::: Information shown
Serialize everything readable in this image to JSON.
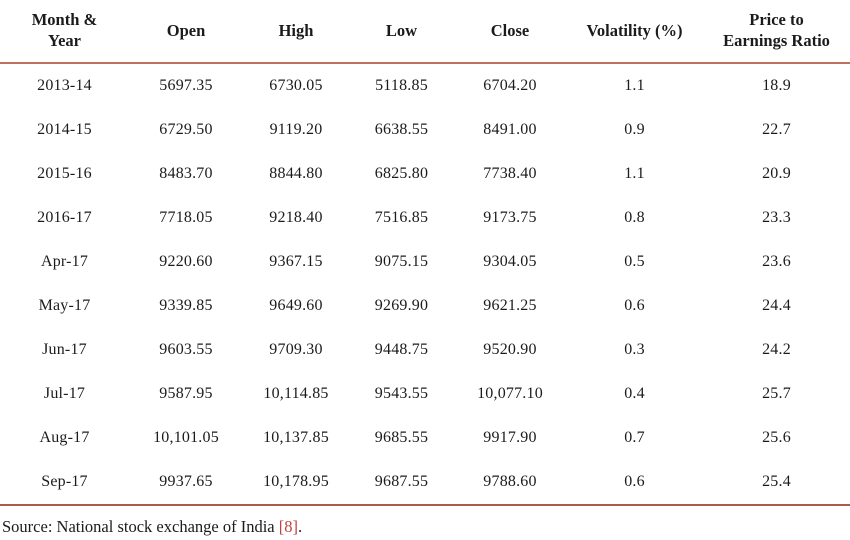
{
  "table": {
    "columns": [
      "Month & Year",
      "Open",
      "High",
      "Low",
      "Close",
      "Volatility (%)",
      "Price to Earnings Ratio"
    ],
    "rows": [
      [
        "2013-14",
        "5697.35",
        "6730.05",
        "5118.85",
        "6704.20",
        "1.1",
        "18.9"
      ],
      [
        "2014-15",
        "6729.50",
        "9119.20",
        "6638.55",
        "8491.00",
        "0.9",
        "22.7"
      ],
      [
        "2015-16",
        "8483.70",
        "8844.80",
        "6825.80",
        "7738.40",
        "1.1",
        "20.9"
      ],
      [
        "2016-17",
        "7718.05",
        "9218.40",
        "7516.85",
        "9173.75",
        "0.8",
        "23.3"
      ],
      [
        "Apr-17",
        "9220.60",
        "9367.15",
        "9075.15",
        "9304.05",
        "0.5",
        "23.6"
      ],
      [
        "May-17",
        "9339.85",
        "9649.60",
        "9269.90",
        "9621.25",
        "0.6",
        "24.4"
      ],
      [
        "Jun-17",
        "9603.55",
        "9709.30",
        "9448.75",
        "9520.90",
        "0.3",
        "24.2"
      ],
      [
        "Jul-17",
        "9587.95",
        "10,114.85",
        "9543.55",
        "10,077.10",
        "0.4",
        "25.7"
      ],
      [
        "Aug-17",
        "10,101.05",
        "10,137.85",
        "9685.55",
        "9917.90",
        "0.7",
        "25.6"
      ],
      [
        "Sep-17",
        "9937.65",
        "10,178.95",
        "9687.55",
        "9788.60",
        "0.6",
        "25.4"
      ]
    ]
  },
  "source": {
    "prefix": "Source: National stock exchange of India ",
    "citation": "[8]",
    "suffix": "."
  },
  "chart_data": {
    "type": "table",
    "columns": [
      "Month & Year",
      "Open",
      "High",
      "Low",
      "Close",
      "Volatility (%)",
      "Price to Earnings Ratio"
    ],
    "rows": [
      [
        "2013-14",
        5697.35,
        6730.05,
        5118.85,
        6704.2,
        1.1,
        18.9
      ],
      [
        "2014-15",
        6729.5,
        9119.2,
        6638.55,
        8491.0,
        0.9,
        22.7
      ],
      [
        "2015-16",
        8483.7,
        8844.8,
        6825.8,
        7738.4,
        1.1,
        20.9
      ],
      [
        "2016-17",
        7718.05,
        9218.4,
        7516.85,
        9173.75,
        0.8,
        23.3
      ],
      [
        "Apr-17",
        9220.6,
        9367.15,
        9075.15,
        9304.05,
        0.5,
        23.6
      ],
      [
        "May-17",
        9339.85,
        9649.6,
        9269.9,
        9621.25,
        0.6,
        24.4
      ],
      [
        "Jun-17",
        9603.55,
        9709.3,
        9448.75,
        9520.9,
        0.3,
        24.2
      ],
      [
        "Jul-17",
        9587.95,
        10114.85,
        9543.55,
        10077.1,
        0.4,
        25.7
      ],
      [
        "Aug-17",
        10101.05,
        10137.85,
        9685.55,
        9917.9,
        0.7,
        25.6
      ],
      [
        "Sep-17",
        9937.65,
        10178.95,
        9687.55,
        9788.6,
        0.6,
        25.4
      ]
    ]
  },
  "colors": {
    "header_rule": "#bb7160",
    "bottom_rule": "#a85c49",
    "citation_red": "#bf4341",
    "text": "#1b1b1b"
  }
}
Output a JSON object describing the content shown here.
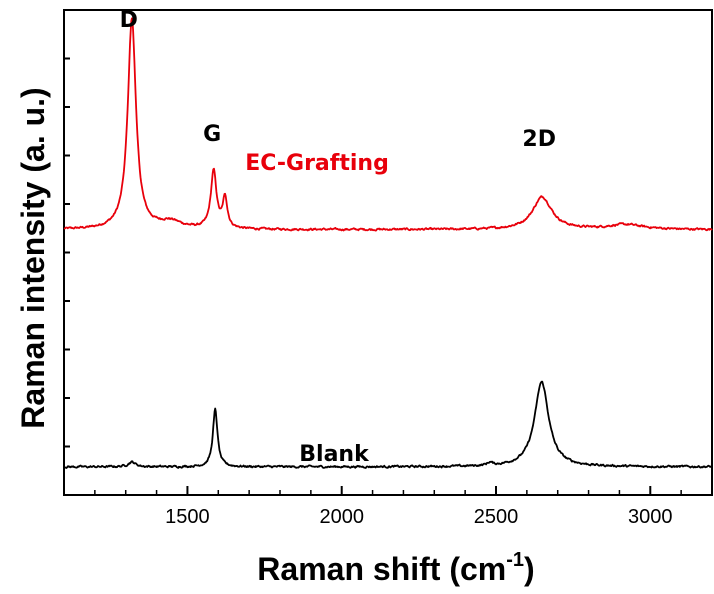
::::::
### To do
Reproduce each line exactly as it appears, omitting the pictures.

### Exercise output
Serialize everything readable in this image to JSON.
{
  "table": {
    "columns": [
      "Month & Year",
      "Open",
      "High",
      "Low",
      "Close",
      "Volatility (%)",
      "Price to Earnings Ratio"
    ],
    "rows": [
      [
        "2013-14",
        "5697.35",
        "6730.05",
        "5118.85",
        "6704.20",
        "1.1",
        "18.9"
      ],
      [
        "2014-15",
        "6729.50",
        "9119.20",
        "6638.55",
        "8491.00",
        "0.9",
        "22.7"
      ],
      [
        "2015-16",
        "8483.70",
        "8844.80",
        "6825.80",
        "7738.40",
        "1.1",
        "20.9"
      ],
      [
        "2016-17",
        "7718.05",
        "9218.40",
        "7516.85",
        "9173.75",
        "0.8",
        "23.3"
      ],
      [
        "Apr-17",
        "9220.60",
        "9367.15",
        "9075.15",
        "9304.05",
        "0.5",
        "23.6"
      ],
      [
        "May-17",
        "9339.85",
        "9649.60",
        "9269.90",
        "9621.25",
        "0.6",
        "24.4"
      ],
      [
        "Jun-17",
        "9603.55",
        "9709.30",
        "9448.75",
        "9520.90",
        "0.3",
        "24.2"
      ],
      [
        "Jul-17",
        "9587.95",
        "10,114.85",
        "9543.55",
        "10,077.10",
        "0.4",
        "25.7"
      ],
      [
        "Aug-17",
        "10,101.05",
        "10,137.85",
        "9685.55",
        "9917.90",
        "0.7",
        "25.6"
      ],
      [
        "Sep-17",
        "9937.65",
        "10,178.95",
        "9687.55",
        "9788.60",
        "0.6",
        "25.4"
      ]
    ]
  },
  "source": {
    "prefix": "Source: National stock exchange of India ",
    "citation": "[8]",
    "suffix": "."
  },
  "chart_data": {
    "type": "table",
    "columns": [
      "Month & Year",
      "Open",
      "High",
      "Low",
      "Close",
      "Volatility (%)",
      "Price to Earnings Ratio"
    ],
    "rows": [
      [
        "2013-14",
        5697.35,
        6730.05,
        5118.85,
        6704.2,
        1.1,
        18.9
      ],
      [
        "2014-15",
        6729.5,
        9119.2,
        6638.55,
        8491.0,
        0.9,
        22.7
      ],
      [
        "2015-16",
        8483.7,
        8844.8,
        6825.8,
        7738.4,
        1.1,
        20.9
      ],
      [
        "2016-17",
        7718.05,
        9218.4,
        7516.85,
        9173.75,
        0.8,
        23.3
      ],
      [
        "Apr-17",
        9220.6,
        9367.15,
        9075.15,
        9304.05,
        0.5,
        23.6
      ],
      [
        "May-17",
        9339.85,
        9649.6,
        9269.9,
        9621.25,
        0.6,
        24.4
      ],
      [
        "Jun-17",
        9603.55,
        9709.3,
        9448.75,
        9520.9,
        0.3,
        24.2
      ],
      [
        "Jul-17",
        9587.95,
        10114.85,
        9543.55,
        10077.1,
        0.4,
        25.7
      ],
      [
        "Aug-17",
        10101.05,
        10137.85,
        9685.55,
        9917.9,
        0.7,
        25.6
      ],
      [
        "Sep-17",
        9937.65,
        10178.95,
        9687.55,
        9788.6,
        0.6,
        25.4
      ]
    ]
  },
  "colors": {
    "header_rule": "#bb7160",
    "bottom_rule": "#a85c49",
    "citation_red": "#bf4341",
    "text": "#1b1b1b"
  }
}
Output a JSON object describing the content shown here.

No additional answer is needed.